-- Begin GIVEN ENTRIES --
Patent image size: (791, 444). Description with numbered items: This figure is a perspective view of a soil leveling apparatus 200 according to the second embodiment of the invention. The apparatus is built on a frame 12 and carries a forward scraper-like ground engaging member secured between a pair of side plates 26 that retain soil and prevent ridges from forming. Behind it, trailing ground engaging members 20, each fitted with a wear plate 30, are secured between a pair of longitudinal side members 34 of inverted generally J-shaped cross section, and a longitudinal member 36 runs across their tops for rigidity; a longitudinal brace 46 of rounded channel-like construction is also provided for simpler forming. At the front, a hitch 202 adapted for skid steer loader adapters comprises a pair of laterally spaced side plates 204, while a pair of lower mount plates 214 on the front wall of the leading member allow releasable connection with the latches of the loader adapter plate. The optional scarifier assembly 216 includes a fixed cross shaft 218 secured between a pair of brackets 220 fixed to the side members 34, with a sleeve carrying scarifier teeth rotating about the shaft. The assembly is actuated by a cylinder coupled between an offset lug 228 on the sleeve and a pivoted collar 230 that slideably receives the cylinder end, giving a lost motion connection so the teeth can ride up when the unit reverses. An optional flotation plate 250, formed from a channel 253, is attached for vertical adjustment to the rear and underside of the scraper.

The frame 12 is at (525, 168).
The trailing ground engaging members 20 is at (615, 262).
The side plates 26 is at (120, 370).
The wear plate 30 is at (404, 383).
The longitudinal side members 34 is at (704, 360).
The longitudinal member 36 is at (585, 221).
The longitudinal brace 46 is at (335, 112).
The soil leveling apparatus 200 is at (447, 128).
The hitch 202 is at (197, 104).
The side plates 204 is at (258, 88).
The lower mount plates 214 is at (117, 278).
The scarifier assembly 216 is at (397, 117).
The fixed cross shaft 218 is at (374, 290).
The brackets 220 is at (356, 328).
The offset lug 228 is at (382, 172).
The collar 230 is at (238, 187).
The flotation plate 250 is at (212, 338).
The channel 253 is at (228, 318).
-- End GIVEN ENTRIES --
> STATED PROBLEM
How many lines in the rows above contain the word "cross"? Give only the number.

> EXERCISE SOLUTION
2